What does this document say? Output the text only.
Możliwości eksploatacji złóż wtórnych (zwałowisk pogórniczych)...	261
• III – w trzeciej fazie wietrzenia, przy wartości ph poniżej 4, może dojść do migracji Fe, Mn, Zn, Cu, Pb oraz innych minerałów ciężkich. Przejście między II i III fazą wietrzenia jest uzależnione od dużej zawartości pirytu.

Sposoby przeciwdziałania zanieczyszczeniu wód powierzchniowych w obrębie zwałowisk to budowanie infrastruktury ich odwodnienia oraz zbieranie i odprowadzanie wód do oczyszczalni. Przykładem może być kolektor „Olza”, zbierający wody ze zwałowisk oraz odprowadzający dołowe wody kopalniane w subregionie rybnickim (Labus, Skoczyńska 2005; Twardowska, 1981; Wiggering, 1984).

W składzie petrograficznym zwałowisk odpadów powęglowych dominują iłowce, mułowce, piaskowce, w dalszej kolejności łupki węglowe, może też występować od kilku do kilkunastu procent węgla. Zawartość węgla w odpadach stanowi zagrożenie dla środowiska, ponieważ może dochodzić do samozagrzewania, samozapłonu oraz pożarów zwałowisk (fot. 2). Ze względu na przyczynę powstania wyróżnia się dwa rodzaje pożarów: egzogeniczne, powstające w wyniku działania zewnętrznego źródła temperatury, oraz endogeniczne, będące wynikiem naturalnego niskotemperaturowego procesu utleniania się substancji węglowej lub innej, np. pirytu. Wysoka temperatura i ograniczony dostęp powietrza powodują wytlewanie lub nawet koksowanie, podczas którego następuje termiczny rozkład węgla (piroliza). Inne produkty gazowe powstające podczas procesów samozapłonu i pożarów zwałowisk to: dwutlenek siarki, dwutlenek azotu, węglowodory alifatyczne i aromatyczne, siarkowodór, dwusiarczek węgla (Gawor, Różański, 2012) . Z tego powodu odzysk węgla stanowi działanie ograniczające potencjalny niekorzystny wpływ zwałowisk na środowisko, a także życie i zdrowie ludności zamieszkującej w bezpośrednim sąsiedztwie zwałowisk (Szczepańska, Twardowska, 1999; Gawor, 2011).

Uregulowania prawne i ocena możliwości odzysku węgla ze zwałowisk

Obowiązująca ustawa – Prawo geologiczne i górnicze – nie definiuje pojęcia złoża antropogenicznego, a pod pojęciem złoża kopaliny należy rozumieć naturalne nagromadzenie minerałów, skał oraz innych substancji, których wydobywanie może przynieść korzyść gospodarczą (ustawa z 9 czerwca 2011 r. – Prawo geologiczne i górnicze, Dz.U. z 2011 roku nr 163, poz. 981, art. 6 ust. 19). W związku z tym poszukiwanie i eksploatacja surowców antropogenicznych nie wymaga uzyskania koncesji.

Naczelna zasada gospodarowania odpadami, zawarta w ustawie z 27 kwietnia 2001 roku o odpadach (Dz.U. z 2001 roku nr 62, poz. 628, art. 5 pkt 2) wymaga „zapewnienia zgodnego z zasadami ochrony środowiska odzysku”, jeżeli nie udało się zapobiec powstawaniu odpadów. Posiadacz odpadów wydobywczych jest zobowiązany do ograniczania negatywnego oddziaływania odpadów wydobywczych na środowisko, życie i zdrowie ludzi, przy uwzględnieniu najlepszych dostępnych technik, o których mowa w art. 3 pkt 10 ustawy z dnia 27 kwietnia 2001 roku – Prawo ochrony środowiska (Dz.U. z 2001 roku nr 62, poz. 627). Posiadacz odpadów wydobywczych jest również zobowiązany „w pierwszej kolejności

⁂

### STATED EXERCISE:
Every entry above needs to be quoted exactly.

### OUTPUT OF THE TASK:
What does this document say? Output the text only.
Możliwości eksploatacji złóż wtórnych (zwałowisk pogórniczych)...	261
• III – w trzeciej fazie wietrzenia, przy wartości ph poniżej 4, może dojść do migracji Fe, Mn, Zn, Cu, Pb oraz innych minerałów ciężkich. Przejście między II i III fazą wietrzenia jest uzależnione od dużej zawartości pirytu.

Sposoby przeciwdziałania zanieczyszczeniu wód powierzchniowych w obrębie zwałowisk to budowanie infrastruktury ich odwodnienia oraz zbieranie i odprowadzanie wód do oczyszczalni. Przykładem może być kolektor „Olza”, zbierający wody ze zwałowisk oraz odprowadzający dołowe wody kopalniane w subregionie rybnickim (Labus, Skoczyńska 2005; Twardowska, 1981; Wiggering, 1984).

W składzie petrograficznym zwałowisk odpadów powęglowych dominują iłowce, mułowce, piaskowce, w dalszej kolejności łupki węglowe, może też występować od kilku do kilkunastu procent węgla. Zawartość węgla w odpadach stanowi zagrożenie dla środowiska, ponieważ może dochodzić do samozagrzewania, samozapłonu oraz pożarów zwałowisk (fot. 2). Ze względu na przyczynę powstania wyróżnia się dwa rodzaje pożarów: egzogeniczne, powstające w wyniku działania zewnętrznego źródła temperatury, oraz endogeniczne, będące wynikiem naturalnego niskotemperaturowego procesu utleniania się substancji węglowej lub innej, np. pirytu. Wysoka temperatura i ograniczony dostęp powietrza powodują wytlewanie lub nawet koksowanie, podczas którego następuje termiczny rozkład węgla (piroliza). Inne produkty gazowe powstające podczas procesów samozapłonu i pożarów zwałowisk to: dwutlenek siarki, dwutlenek azotu, węglowodory alifatyczne i aromatyczne, siarkowodór, dwusiarczek węgla (Gawor, Różański, 2012) . Z tego powodu odzysk węgla stanowi działanie ograniczające potencjalny niekorzystny wpływ zwałowisk na środowisko, a także życie i zdrowie ludności zamieszkującej w bezpośrednim sąsiedztwie zwałowisk (Szczepańska, Twardowska, 1999; Gawor, 2011).

Uregulowania prawne i ocena możliwości odzysku węgla ze zwałowisk

Obowiązująca ustawa – Prawo geologiczne i górnicze – nie definiuje pojęcia złoża antropogenicznego, a pod pojęciem złoża kopaliny należy rozumieć naturalne nagromadzenie minerałów, skał oraz innych substancji, których wydobywanie może przynieść korzyść gospodarczą (ustawa z 9 czerwca 2011 r. – Prawo geologiczne i górnicze, Dz.U. z 2011 roku nr 163, poz. 981, art. 6 ust. 19). W związku z tym poszukiwanie i eksploatacja surowców antropogenicznych nie wymaga uzyskania koncesji.

Naczelna zasada gospodarowania odpadami, zawarta w ustawie z 27 kwietnia 2001 roku o odpadach (Dz.U. z 2001 roku nr 62, poz. 628, art. 5 pkt 2) wymaga „zapewnienia zgodnego z zasadami ochrony środowiska odzysku”, jeżeli nie udało się zapobiec powstawaniu odpadów. Posiadacz odpadów wydobywczych jest zobowiązany do ograniczania negatywnego oddziaływania odpadów wydobywczych na środowisko, życie i zdrowie ludzi, przy uwzględnieniu najlepszych dostępnych technik, o których mowa w art. 3 pkt 10 ustawy z dnia 27 kwietnia 2001 roku – Prawo ochrony środowiska (Dz.U. z 2001 roku nr 62, poz. 627). Posiadacz odpadów wydobywczych jest również zobowiązany „w pierwszej kolejności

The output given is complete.